WRITTEN PROBLEM: From the listing below, pull each line that includes "Pump".

[SUPPLIED DATA start]

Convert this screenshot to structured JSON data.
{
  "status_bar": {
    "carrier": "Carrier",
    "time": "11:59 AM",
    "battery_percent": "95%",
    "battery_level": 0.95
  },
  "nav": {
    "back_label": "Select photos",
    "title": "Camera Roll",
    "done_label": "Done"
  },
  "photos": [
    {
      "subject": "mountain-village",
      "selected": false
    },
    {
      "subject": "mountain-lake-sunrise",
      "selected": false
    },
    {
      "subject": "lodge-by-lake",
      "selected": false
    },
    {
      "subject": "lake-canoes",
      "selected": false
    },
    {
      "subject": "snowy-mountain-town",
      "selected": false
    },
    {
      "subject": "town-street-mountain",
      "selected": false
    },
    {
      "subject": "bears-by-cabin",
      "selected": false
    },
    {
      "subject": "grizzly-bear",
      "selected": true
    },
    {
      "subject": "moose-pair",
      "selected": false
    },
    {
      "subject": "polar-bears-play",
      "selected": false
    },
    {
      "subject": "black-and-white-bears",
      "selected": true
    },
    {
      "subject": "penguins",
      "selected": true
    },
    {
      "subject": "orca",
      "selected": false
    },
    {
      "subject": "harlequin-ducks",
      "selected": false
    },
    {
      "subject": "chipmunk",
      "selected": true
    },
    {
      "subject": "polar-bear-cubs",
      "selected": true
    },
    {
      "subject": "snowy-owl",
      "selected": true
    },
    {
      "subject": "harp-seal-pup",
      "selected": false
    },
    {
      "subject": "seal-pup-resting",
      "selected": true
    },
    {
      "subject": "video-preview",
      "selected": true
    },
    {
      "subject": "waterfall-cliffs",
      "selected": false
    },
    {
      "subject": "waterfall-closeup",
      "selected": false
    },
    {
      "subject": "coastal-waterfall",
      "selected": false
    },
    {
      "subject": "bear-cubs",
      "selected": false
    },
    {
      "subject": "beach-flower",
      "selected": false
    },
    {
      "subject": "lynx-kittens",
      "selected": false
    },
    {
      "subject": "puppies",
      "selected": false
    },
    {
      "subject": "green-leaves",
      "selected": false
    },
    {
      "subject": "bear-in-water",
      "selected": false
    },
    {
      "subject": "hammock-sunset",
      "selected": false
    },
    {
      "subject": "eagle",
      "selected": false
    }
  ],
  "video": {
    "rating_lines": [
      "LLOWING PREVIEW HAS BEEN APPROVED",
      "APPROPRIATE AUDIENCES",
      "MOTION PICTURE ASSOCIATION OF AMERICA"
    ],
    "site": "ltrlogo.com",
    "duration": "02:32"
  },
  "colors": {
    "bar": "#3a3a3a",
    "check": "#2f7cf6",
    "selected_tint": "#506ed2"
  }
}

[SUPPLIED DATA end]
[SUPPLIED DATA start]

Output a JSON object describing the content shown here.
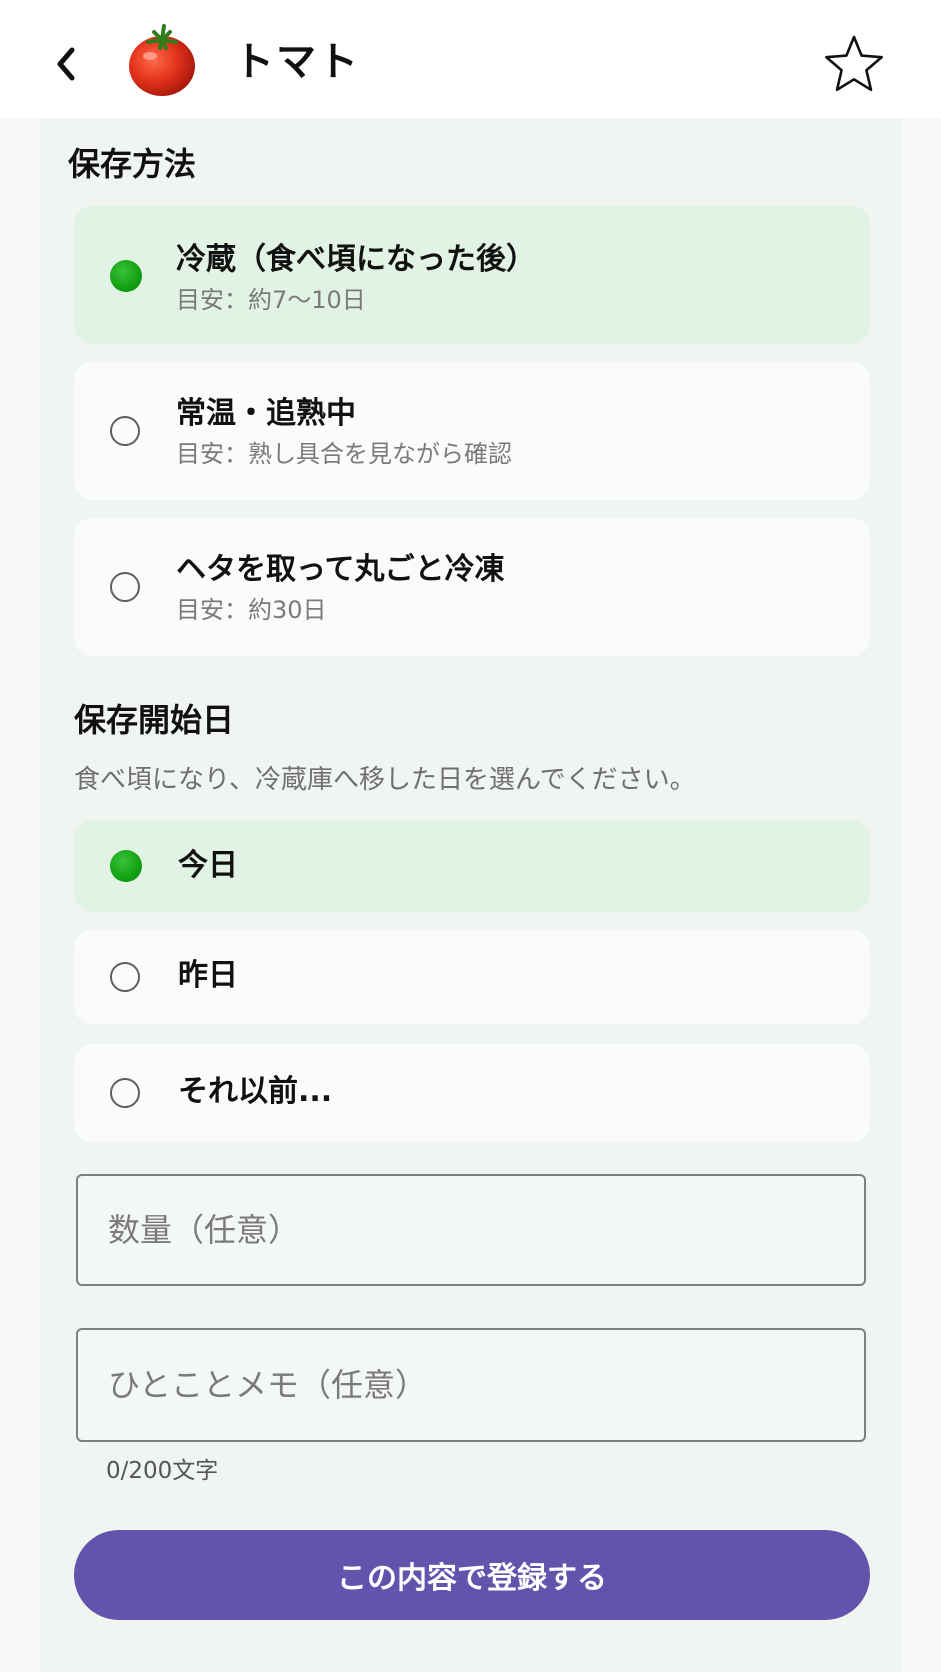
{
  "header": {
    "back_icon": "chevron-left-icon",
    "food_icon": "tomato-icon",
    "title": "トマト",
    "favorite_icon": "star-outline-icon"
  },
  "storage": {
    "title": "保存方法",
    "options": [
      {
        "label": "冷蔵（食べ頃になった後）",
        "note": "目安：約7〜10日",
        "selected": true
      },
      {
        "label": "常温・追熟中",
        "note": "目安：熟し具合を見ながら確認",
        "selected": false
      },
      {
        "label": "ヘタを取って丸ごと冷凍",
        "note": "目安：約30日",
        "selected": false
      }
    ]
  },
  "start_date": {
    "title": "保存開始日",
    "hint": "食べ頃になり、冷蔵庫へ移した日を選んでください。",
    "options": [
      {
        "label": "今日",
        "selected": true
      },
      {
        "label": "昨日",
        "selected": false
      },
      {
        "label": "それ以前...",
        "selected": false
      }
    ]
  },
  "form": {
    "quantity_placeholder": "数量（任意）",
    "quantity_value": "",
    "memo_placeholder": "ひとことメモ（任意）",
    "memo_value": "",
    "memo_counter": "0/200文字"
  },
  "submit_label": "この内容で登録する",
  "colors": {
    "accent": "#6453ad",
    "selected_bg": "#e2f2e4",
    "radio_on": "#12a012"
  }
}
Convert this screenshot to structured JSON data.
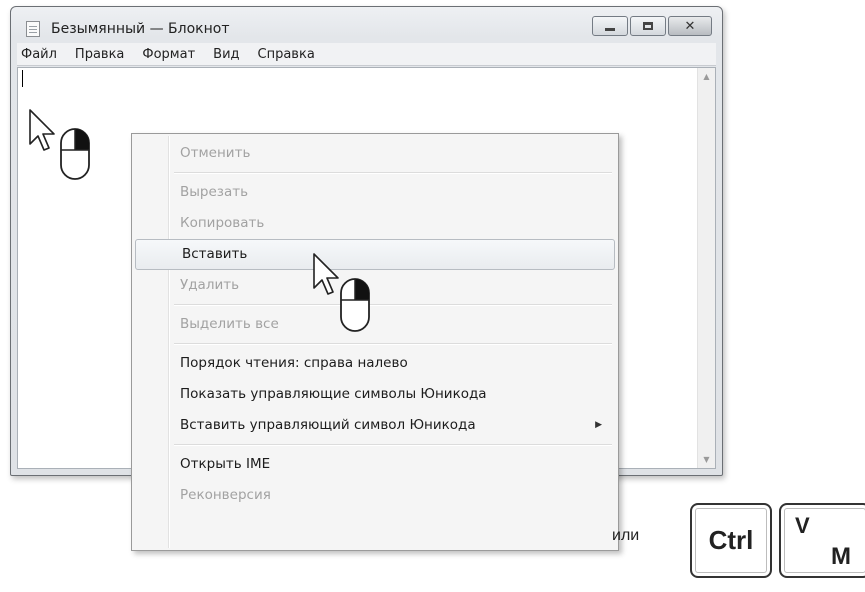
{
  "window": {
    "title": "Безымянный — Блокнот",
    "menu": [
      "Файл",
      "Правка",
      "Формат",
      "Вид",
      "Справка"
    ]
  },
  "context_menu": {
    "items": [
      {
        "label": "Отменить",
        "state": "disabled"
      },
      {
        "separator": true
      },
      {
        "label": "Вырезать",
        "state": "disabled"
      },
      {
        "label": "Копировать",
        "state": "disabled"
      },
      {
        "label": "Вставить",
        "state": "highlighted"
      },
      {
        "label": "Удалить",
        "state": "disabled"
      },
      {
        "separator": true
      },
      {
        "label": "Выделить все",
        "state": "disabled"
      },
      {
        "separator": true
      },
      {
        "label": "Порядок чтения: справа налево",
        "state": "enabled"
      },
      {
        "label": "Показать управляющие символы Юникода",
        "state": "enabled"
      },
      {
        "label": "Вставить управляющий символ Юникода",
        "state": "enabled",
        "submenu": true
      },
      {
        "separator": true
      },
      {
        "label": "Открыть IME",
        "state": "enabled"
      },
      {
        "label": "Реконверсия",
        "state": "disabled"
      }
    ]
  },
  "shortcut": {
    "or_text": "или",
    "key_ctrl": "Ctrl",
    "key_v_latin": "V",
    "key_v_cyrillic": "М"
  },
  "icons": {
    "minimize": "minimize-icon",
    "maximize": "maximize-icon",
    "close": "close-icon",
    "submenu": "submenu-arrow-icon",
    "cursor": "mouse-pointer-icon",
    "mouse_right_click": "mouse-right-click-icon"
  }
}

[SUPPLIED DATA end]
[SUPPLIED DATA start]

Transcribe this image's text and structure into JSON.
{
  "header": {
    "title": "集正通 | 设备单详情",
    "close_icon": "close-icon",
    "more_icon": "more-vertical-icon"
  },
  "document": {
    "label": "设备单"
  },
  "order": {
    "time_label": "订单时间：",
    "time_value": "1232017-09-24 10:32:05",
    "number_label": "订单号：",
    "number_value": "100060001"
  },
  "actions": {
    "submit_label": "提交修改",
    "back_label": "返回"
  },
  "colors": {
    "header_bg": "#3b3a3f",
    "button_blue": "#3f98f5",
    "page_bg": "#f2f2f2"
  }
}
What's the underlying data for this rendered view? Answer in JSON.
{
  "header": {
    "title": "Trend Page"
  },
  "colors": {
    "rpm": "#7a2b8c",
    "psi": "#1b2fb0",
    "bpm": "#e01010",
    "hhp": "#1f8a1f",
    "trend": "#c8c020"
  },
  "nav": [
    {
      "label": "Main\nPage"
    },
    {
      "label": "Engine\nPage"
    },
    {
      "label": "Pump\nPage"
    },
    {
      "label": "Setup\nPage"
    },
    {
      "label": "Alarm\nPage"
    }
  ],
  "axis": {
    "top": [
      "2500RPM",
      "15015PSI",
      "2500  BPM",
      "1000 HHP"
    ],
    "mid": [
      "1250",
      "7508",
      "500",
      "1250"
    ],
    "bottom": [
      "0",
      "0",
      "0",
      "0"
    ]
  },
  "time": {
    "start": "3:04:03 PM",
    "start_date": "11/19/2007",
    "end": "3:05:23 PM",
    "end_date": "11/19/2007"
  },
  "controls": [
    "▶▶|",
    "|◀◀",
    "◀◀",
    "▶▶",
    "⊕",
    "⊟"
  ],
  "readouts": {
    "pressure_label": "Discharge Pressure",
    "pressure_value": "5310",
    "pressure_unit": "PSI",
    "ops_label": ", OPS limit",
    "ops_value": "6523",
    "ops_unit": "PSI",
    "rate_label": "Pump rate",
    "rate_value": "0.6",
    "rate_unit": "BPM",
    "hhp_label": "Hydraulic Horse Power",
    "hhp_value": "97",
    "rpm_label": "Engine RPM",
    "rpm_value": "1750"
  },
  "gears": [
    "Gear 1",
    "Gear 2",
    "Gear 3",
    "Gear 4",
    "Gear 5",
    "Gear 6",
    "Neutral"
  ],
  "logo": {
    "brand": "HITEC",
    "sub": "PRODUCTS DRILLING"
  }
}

[SUPPLIED DATA end]

THE RESULT:
      "label": "Pump\nPage"
    "rate_label": "Pump rate",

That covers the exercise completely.